• Exercise brief: Look through the material below for "mounting". Copy every line that contains it.

• Records shown:
--*--
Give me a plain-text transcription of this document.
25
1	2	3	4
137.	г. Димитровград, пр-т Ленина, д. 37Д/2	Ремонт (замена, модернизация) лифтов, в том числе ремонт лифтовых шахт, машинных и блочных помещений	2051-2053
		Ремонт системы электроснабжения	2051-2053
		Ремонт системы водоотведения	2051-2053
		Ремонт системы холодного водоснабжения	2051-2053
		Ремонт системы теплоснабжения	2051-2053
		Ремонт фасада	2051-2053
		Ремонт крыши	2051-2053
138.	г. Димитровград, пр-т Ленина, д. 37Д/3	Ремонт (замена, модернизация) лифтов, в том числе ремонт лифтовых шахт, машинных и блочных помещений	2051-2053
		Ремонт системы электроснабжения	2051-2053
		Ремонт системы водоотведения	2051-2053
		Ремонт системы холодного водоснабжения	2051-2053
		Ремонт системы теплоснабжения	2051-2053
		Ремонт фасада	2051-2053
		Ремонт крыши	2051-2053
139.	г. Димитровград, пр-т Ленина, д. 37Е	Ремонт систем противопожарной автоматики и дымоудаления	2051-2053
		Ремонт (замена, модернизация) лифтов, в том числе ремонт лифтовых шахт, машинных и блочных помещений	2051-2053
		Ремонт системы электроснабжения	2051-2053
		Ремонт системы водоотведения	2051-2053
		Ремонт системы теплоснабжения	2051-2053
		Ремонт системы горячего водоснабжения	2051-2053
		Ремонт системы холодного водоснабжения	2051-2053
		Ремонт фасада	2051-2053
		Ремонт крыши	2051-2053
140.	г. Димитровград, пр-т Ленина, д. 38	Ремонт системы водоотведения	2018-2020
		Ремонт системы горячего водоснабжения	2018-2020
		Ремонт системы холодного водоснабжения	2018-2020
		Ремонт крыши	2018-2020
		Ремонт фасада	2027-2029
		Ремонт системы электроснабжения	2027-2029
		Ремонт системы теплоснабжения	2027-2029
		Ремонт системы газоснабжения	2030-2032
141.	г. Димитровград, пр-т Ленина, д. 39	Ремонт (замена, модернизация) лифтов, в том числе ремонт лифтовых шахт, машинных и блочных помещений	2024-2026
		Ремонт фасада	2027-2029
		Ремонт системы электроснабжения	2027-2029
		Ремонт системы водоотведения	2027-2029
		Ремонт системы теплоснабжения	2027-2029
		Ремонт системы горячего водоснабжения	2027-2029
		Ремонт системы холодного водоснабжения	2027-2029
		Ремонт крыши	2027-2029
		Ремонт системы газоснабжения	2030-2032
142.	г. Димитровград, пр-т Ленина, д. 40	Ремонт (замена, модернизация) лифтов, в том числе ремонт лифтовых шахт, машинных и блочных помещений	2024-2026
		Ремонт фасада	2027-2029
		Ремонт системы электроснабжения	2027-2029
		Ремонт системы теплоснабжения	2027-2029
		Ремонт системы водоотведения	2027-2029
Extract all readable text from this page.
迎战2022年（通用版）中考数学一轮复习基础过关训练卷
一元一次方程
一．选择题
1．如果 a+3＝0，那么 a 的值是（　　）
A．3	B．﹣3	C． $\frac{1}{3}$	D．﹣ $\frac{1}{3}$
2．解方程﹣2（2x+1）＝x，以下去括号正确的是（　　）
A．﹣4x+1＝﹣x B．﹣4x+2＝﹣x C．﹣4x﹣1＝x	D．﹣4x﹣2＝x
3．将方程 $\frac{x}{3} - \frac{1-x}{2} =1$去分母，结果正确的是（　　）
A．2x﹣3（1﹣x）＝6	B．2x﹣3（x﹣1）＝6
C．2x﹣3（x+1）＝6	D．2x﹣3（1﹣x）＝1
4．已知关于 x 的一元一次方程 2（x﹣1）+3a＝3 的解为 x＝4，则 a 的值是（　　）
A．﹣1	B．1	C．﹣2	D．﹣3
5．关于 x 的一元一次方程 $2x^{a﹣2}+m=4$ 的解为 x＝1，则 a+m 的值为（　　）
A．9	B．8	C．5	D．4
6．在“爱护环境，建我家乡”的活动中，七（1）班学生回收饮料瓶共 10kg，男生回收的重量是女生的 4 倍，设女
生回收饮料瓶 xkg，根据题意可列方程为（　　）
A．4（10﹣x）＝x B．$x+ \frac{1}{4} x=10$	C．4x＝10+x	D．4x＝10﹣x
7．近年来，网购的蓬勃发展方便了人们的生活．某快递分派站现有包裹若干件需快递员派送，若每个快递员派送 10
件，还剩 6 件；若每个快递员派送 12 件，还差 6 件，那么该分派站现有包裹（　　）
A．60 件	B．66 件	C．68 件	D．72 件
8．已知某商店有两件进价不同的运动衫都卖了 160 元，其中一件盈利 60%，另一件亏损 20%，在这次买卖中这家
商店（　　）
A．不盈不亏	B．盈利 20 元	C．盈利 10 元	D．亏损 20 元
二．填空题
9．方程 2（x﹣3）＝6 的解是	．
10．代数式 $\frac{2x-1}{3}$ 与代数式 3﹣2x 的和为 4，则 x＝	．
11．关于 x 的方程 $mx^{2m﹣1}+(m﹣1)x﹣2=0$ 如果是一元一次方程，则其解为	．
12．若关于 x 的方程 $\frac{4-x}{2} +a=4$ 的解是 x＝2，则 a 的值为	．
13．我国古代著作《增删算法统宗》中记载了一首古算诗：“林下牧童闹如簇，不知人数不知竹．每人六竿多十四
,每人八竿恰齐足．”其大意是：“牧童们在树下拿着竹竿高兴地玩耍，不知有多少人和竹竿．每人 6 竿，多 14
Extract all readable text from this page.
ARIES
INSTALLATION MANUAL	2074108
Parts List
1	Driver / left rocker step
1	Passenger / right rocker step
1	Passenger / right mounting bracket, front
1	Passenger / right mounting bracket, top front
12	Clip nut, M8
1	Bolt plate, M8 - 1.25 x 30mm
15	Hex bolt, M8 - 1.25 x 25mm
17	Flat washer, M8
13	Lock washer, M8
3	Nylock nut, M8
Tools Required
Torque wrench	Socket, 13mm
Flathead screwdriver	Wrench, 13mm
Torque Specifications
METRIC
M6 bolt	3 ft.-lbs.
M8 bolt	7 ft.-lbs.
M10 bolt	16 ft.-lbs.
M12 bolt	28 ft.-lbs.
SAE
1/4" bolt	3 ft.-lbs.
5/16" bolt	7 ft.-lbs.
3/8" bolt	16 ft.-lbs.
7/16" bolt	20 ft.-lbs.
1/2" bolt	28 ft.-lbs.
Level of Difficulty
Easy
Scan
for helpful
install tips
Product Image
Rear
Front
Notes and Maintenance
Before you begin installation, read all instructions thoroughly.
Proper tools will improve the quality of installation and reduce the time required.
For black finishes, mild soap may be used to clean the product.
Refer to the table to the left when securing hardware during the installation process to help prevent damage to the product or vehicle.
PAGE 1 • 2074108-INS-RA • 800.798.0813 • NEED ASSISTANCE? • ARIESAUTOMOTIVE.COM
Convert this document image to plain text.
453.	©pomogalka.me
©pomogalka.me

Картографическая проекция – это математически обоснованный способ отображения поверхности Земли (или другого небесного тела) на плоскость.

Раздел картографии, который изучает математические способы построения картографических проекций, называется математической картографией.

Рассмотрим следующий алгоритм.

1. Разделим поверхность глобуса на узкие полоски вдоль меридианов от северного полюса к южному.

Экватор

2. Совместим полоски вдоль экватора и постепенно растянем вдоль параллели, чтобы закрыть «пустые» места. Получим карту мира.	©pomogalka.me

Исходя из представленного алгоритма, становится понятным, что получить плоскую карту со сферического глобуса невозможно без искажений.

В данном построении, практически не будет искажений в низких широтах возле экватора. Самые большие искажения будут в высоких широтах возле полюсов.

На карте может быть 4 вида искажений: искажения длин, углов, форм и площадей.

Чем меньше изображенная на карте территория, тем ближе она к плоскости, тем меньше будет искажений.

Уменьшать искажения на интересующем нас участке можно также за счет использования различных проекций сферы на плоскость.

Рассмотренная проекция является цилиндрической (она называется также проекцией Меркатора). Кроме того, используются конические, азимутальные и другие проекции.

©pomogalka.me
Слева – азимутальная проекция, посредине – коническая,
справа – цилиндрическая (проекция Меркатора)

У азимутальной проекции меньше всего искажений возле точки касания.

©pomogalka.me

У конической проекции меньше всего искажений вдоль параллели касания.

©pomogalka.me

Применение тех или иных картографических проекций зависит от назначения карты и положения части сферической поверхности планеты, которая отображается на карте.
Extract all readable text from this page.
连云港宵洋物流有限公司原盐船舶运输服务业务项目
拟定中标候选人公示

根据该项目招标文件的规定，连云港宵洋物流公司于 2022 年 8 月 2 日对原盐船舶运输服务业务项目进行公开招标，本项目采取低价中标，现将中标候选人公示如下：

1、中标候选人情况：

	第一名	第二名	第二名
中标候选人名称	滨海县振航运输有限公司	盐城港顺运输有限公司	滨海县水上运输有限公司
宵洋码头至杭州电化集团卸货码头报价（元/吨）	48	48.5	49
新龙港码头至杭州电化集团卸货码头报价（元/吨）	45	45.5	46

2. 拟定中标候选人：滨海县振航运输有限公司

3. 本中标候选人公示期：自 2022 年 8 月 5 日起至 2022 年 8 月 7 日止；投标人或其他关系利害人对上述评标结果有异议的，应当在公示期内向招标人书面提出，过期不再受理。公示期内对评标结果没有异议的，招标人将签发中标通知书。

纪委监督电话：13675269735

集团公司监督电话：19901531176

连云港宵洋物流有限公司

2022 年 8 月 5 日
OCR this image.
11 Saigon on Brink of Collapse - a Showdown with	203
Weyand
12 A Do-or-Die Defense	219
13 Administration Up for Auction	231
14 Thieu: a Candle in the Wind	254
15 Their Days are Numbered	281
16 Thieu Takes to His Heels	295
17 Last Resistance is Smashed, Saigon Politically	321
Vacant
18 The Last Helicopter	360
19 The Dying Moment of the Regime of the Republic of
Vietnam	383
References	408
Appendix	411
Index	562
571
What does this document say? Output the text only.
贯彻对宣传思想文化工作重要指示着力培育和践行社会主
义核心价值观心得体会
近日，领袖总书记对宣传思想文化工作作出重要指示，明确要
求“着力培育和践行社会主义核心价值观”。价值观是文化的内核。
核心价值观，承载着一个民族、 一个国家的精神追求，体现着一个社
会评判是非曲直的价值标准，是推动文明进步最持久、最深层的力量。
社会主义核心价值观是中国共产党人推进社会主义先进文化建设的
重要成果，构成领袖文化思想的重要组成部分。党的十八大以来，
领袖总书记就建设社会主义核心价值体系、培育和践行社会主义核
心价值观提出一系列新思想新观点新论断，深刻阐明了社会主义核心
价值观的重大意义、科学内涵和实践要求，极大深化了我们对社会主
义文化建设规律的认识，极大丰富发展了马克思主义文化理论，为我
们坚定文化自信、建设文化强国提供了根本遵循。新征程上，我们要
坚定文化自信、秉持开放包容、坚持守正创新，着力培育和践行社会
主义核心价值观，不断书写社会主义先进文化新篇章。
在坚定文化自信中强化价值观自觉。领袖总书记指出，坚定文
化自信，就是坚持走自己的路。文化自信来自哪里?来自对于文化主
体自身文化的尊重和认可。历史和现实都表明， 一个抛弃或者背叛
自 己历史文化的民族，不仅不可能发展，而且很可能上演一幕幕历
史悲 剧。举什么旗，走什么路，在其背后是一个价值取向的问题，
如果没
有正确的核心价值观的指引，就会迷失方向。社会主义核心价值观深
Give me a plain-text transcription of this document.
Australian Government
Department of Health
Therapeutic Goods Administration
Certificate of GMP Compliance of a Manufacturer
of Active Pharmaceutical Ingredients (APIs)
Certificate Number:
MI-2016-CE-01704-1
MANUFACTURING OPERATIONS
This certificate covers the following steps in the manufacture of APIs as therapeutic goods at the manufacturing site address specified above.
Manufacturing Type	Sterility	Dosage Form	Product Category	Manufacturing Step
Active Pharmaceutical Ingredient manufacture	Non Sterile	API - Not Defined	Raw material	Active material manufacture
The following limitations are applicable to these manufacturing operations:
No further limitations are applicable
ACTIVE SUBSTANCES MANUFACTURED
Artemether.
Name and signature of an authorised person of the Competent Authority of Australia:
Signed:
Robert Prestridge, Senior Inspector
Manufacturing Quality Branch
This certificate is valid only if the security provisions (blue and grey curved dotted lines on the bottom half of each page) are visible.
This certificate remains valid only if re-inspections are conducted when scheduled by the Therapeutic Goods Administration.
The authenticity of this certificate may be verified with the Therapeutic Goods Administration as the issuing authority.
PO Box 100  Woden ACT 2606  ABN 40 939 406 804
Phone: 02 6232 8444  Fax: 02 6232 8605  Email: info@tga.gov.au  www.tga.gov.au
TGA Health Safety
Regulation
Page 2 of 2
--*--
• Output for this task:
1	Passenger / right mounting bracket, front
1	Passenger / right mounting bracket, top front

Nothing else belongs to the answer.